Given records:
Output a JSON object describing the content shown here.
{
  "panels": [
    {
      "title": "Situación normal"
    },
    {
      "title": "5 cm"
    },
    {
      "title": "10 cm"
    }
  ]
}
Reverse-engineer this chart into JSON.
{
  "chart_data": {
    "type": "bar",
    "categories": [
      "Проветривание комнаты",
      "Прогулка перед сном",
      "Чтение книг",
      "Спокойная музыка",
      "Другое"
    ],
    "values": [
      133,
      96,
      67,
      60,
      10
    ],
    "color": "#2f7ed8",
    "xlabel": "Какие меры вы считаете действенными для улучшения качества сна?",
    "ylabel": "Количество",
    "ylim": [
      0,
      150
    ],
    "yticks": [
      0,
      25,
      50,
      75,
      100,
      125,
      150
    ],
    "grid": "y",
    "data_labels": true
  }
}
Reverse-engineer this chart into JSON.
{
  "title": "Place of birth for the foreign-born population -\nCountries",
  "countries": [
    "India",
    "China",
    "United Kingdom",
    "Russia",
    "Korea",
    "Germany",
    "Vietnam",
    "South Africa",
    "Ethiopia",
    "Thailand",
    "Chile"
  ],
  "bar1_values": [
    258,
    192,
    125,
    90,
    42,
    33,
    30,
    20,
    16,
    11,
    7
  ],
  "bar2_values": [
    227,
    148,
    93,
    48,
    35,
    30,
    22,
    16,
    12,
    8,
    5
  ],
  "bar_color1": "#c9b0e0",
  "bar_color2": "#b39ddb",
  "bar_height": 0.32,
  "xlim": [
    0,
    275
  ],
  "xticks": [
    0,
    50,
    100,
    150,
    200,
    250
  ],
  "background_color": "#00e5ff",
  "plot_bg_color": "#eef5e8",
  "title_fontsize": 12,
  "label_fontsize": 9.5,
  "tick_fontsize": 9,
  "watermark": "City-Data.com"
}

Work to do: Set down each entry again, unchanged.

Output for this exercise:
Output a JSON object describing the content shown here.
{
  "panels": [
    {
      "title": "Situación normal"
    },
    {
      "title": "5 cm"
    },
    {
      "title": "10 cm"
    }
  ]
}
Reverse-engineer this chart into JSON.
{
  "chart_data": {
    "type": "bar",
    "categories": [
      "Проветривание комнаты",
      "Прогулка перед сном",
      "Чтение книг",
      "Спокойная музыка",
      "Другое"
    ],
    "values": [
      133,
      96,
      67,
      60,
      10
    ],
    "color": "#2f7ed8",
    "xlabel": "Какие меры вы считаете действенными для улучшения качества сна?",
    "ylabel": "Количество",
    "ylim": [
      0,
      150
    ],
    "yticks": [
      0,
      25,
      50,
      75,
      100,
      125,
      150
    ],
    "grid": "y",
    "data_labels": true
  }
}
Reverse-engineer this chart into JSON.
{
  "title": "Place of birth for the foreign-born population -\nCountries",
  "countries": [
    "India",
    "China",
    "United Kingdom",
    "Russia",
    "Korea",
    "Germany",
    "Vietnam",
    "South Africa",
    "Ethiopia",
    "Thailand",
    "Chile"
  ],
  "bar1_values": [
    258,
    192,
    125,
    90,
    42,
    33,
    30,
    20,
    16,
    11,
    7
  ],
  "bar2_values": [
    227,
    148,
    93,
    48,
    35,
    30,
    22,
    16,
    12,
    8,
    5
  ],
  "bar_color1": "#c9b0e0",
  "bar_color2": "#b39ddb",
  "bar_height": 0.32,
  "xlim": [
    0,
    275
  ],
  "xticks": [
    0,
    50,
    100,
    150,
    200,
    250
  ],
  "background_color": "#00e5ff",
  "plot_bg_color": "#eef5e8",
  "title_fontsize": 12,
  "label_fontsize": 9.5,
  "tick_fontsize": 9,
  "watermark": "City-Data.com"
}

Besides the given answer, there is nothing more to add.